▸ **WORK TO BE COMPLETED**
Each entry below is to be printed verbatim.
[SOURCE RECORDS start]
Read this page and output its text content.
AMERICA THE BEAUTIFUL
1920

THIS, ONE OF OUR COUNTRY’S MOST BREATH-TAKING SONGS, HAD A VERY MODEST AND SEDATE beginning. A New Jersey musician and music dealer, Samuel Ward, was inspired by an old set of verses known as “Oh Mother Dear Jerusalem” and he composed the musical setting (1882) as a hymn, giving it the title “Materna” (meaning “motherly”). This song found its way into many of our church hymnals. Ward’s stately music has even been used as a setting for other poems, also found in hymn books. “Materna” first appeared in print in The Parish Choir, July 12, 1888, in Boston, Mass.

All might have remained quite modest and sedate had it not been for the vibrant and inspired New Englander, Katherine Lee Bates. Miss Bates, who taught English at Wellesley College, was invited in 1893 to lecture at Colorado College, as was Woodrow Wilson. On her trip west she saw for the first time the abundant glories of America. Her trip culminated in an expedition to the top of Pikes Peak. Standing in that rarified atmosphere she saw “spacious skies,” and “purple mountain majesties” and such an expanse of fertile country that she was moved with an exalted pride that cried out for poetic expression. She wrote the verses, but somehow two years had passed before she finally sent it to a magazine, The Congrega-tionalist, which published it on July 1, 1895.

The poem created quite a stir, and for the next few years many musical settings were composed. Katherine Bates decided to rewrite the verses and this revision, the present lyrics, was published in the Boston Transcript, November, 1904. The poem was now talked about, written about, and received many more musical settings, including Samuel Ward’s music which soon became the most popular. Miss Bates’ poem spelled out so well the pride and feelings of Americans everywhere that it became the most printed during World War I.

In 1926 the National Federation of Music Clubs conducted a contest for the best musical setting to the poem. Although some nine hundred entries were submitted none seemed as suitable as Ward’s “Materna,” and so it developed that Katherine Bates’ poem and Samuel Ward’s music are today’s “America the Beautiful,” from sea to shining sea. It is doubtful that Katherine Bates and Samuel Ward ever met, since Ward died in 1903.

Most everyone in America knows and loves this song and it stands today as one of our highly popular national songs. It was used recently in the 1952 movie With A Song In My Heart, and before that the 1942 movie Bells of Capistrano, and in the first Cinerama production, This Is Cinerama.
[SOURCE RECORDS end]
▸ **TASK OUTPUT**
Read this page and output its text content.
AMERICA THE BEAUTIFUL
1920

THIS, ONE OF OUR COUNTRY’S MOST BREATH-TAKING SONGS, HAD A VERY MODEST AND SEDATE beginning. A New Jersey musician and music dealer, Samuel Ward, was inspired by an old set of verses known as “Oh Mother Dear Jerusalem” and he composed the musical setting (1882) as a hymn, giving it the title “Materna” (meaning “motherly”). This song found its way into many of our church hymnals. Ward’s stately music has even been used as a setting for other poems, also found in hymn books. “Materna” first appeared in print in The Parish Choir, July 12, 1888, in Boston, Mass.

All might have remained quite modest and sedate had it not been for the vibrant and inspired New Englander, Katherine Lee Bates. Miss Bates, who taught English at Wellesley College, was invited in 1893 to lecture at Colorado College, as was Woodrow Wilson. On her trip west she saw for the first time the abundant glories of America. Her trip culminated in an expedition to the top of Pikes Peak. Standing in that rarified atmosphere she saw “spacious skies,” and “purple mountain majesties” and such an expanse of fertile country that she was moved with an exalted pride that cried out for poetic expression. She wrote the verses, but somehow two years had passed before she finally sent it to a magazine, The Congrega-tionalist, which published it on July 1, 1895.

The poem created quite a stir, and for the next few years many musical settings were composed. Katherine Bates decided to rewrite the verses and this revision, the present lyrics, was published in the Boston Transcript, November, 1904. The poem was now talked about, written about, and received many more musical settings, including Samuel Ward’s music which soon became the most popular. Miss Bates’ poem spelled out so well the pride and feelings of Americans everywhere that it became the most printed during World War I.

In 1926 the National Federation of Music Clubs conducted a contest for the best musical setting to the poem. Although some nine hundred entries were submitted none seemed as suitable as Ward’s “Materna,” and so it developed that Katherine Bates’ poem and Samuel Ward’s music are today’s “America the Beautiful,” from sea to shining sea. It is doubtful that Katherine Bates and Samuel Ward ever met, since Ward died in 1903.

Most everyone in America knows and loves this song and it stands today as one of our highly popular national songs. It was used recently in the 1952 movie With A Song In My Heart, and before that the 1942 movie Bells of Capistrano, and in the first Cinerama production, This Is Cinerama.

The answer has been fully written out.